▶ _Problem requirements_:
Go through the records and extract every line with the word "über".

▶ _Provided entries_:
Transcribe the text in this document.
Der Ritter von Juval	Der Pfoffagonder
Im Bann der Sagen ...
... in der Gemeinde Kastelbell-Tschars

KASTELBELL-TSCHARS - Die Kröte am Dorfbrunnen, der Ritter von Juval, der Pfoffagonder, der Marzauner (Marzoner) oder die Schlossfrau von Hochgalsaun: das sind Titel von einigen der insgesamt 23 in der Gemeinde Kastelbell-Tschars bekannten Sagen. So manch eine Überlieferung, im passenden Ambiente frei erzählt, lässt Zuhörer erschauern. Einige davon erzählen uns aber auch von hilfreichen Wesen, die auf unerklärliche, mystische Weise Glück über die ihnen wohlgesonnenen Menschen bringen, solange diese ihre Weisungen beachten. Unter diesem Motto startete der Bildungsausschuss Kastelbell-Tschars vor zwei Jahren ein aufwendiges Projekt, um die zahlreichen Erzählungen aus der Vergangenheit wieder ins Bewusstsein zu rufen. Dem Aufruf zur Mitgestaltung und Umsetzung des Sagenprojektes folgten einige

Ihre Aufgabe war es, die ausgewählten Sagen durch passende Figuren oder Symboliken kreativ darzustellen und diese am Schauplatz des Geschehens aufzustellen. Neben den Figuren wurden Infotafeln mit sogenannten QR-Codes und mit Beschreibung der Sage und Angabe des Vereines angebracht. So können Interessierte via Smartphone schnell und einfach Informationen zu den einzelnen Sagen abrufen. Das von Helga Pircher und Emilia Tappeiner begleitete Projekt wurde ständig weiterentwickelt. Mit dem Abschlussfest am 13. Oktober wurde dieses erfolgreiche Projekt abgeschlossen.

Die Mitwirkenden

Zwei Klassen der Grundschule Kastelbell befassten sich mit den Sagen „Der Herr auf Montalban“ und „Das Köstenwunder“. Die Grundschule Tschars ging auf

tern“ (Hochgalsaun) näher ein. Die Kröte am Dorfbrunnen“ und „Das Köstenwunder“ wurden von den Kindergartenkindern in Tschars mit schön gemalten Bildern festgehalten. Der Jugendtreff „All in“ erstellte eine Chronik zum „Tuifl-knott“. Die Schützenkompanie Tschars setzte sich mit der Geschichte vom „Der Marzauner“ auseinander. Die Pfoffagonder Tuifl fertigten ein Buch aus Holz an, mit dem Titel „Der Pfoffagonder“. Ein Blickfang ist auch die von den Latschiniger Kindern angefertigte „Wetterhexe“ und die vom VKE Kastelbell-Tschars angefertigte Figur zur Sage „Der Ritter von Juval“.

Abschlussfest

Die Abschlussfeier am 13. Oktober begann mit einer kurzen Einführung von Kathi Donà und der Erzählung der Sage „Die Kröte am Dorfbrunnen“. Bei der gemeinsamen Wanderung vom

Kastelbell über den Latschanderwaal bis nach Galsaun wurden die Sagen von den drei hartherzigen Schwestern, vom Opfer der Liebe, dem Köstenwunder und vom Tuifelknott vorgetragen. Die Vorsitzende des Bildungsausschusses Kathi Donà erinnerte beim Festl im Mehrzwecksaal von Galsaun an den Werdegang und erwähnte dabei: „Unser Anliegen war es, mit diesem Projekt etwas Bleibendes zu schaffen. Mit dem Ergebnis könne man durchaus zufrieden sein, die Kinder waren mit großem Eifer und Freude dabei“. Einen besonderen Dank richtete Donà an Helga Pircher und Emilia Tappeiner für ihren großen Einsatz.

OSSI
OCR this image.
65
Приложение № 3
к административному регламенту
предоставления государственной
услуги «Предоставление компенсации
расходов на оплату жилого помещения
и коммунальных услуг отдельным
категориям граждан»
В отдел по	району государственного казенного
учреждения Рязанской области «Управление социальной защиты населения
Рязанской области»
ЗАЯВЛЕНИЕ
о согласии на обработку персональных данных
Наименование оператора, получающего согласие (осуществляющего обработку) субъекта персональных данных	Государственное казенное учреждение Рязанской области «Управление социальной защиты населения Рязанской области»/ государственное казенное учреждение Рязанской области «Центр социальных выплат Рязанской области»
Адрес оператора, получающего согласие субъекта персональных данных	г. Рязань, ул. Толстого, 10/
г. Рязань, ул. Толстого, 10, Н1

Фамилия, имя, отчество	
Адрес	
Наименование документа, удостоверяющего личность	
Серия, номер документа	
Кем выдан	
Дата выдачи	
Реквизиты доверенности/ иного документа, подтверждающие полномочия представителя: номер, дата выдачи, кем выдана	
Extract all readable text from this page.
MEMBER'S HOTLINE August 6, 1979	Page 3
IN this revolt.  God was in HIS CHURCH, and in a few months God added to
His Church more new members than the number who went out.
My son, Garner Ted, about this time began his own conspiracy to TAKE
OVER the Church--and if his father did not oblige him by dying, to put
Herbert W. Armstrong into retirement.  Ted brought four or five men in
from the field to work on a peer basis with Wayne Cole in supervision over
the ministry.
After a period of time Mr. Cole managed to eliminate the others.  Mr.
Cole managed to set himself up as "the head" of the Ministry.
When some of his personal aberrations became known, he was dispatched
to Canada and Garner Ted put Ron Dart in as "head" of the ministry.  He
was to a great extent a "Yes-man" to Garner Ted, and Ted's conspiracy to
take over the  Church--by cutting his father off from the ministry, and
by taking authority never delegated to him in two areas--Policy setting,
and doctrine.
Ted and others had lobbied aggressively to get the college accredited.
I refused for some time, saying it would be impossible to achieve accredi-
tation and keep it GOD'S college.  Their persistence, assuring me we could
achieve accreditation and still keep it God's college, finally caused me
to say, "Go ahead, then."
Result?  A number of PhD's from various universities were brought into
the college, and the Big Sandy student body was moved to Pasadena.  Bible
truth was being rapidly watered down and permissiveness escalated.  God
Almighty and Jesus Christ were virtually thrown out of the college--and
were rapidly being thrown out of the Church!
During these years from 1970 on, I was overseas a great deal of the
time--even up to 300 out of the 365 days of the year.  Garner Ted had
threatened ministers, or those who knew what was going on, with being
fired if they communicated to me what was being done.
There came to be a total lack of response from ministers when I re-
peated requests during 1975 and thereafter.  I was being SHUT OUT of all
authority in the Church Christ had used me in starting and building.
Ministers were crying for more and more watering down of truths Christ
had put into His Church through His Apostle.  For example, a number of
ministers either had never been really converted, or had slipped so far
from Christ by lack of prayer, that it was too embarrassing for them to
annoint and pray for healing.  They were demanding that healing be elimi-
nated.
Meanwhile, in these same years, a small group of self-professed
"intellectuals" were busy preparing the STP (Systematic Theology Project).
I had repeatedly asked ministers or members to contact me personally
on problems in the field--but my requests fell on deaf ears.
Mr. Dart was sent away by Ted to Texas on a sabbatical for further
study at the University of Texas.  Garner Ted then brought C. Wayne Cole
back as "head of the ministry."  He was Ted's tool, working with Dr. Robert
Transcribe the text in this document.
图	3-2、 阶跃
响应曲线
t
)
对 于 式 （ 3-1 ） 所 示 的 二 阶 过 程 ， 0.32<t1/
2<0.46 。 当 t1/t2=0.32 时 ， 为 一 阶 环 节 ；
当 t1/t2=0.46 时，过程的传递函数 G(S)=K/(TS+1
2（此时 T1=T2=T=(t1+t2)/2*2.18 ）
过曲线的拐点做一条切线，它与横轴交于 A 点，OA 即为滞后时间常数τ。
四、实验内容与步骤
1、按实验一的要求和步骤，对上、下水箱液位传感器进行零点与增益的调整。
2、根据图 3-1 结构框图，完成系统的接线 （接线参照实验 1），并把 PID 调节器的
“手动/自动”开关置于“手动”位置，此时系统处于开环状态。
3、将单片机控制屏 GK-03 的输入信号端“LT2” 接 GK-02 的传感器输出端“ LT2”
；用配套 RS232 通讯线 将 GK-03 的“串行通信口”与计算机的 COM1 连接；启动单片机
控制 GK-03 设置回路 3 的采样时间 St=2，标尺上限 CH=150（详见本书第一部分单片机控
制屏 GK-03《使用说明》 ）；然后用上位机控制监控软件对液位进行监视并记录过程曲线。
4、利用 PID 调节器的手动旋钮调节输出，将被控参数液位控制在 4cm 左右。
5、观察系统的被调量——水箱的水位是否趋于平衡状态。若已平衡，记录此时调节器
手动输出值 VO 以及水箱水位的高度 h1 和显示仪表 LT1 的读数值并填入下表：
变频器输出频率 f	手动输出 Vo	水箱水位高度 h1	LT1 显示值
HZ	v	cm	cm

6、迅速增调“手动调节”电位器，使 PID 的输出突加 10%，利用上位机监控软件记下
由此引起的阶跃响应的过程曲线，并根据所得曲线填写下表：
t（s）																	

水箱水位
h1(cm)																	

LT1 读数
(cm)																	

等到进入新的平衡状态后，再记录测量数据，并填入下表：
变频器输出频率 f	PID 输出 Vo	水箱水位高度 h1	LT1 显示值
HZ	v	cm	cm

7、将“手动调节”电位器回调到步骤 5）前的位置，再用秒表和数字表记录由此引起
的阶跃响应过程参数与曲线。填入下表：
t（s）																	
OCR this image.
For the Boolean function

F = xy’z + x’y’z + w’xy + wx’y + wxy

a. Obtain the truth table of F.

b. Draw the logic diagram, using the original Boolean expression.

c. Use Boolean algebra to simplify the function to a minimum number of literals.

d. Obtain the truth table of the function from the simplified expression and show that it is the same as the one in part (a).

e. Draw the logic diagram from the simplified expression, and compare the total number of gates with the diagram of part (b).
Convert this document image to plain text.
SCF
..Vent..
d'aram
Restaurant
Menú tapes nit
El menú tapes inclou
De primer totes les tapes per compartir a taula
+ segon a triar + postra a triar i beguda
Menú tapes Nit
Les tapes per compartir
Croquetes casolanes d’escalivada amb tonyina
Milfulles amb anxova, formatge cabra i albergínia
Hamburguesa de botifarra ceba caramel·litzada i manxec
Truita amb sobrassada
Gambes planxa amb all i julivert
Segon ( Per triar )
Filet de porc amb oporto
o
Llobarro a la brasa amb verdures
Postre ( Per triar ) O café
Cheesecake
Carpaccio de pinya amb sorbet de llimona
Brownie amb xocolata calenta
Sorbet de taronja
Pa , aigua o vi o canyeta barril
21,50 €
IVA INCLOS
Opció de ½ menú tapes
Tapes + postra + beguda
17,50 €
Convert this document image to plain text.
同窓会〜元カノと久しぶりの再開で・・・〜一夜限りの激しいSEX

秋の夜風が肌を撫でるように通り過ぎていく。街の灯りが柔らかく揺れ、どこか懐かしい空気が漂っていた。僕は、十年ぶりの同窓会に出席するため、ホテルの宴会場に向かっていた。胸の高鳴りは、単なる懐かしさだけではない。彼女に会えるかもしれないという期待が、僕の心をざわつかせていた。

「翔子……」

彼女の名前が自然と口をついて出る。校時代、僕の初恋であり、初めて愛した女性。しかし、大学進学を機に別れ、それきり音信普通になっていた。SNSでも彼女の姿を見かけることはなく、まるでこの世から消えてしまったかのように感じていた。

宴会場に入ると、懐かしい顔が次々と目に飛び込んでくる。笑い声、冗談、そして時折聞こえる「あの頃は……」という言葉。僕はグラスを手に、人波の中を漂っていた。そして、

▶ _Response below_:
KASTELBELL-TSCHARS - Die Kröte am Dorfbrunnen, der Ritter von Juval, der Pfoffagonder, der Marzauner (Marzoner) oder die Schlossfrau von Hochgalsaun: das sind Titel von einigen der insgesamt 23 in der Gemeinde Kastelbell-Tschars bekannten Sagen. So manch eine Überlieferung, im passenden Ambiente frei erzählt, lässt Zuhörer erschauern. Einige davon erzählen uns aber auch von hilfreichen Wesen, die auf unerklärliche, mystische Weise Glück über die ihnen wohlgesonnenen Menschen bringen, solange diese ihre Weisungen beachten. Unter diesem Motto startete der Bildungsausschuss Kastelbell-Tschars vor zwei Jahren ein aufwendiges Projekt, um die zahlreichen Erzählungen aus der Vergangenheit wieder ins Bewusstsein zu rufen. Dem Aufruf zur Mitgestaltung und Umsetzung des Sagenprojektes folgten einige
Kastelbell über den Latschanderwaal bis nach Galsaun wurden die Sagen von den drei hartherzigen Schwestern, vom Opfer der Liebe, dem Köstenwunder und vom Tuifelknott vorgetragen. Die Vorsitzende des Bildungsausschusses Kathi Donà erinnerte beim Festl im Mehrzwecksaal von Galsaun an den Werdegang und erwähnte dabei: „Unser Anliegen war es, mit diesem Projekt etwas Bleibendes zu schaffen. Mit dem Ergebnis könne man durchaus zufrieden sein, die Kinder waren mit großem Eifer und Freude dabei“. Einen besonderen Dank richtete Donà an Helga Pircher und Emilia Tappeiner für ihren großen Einsatz.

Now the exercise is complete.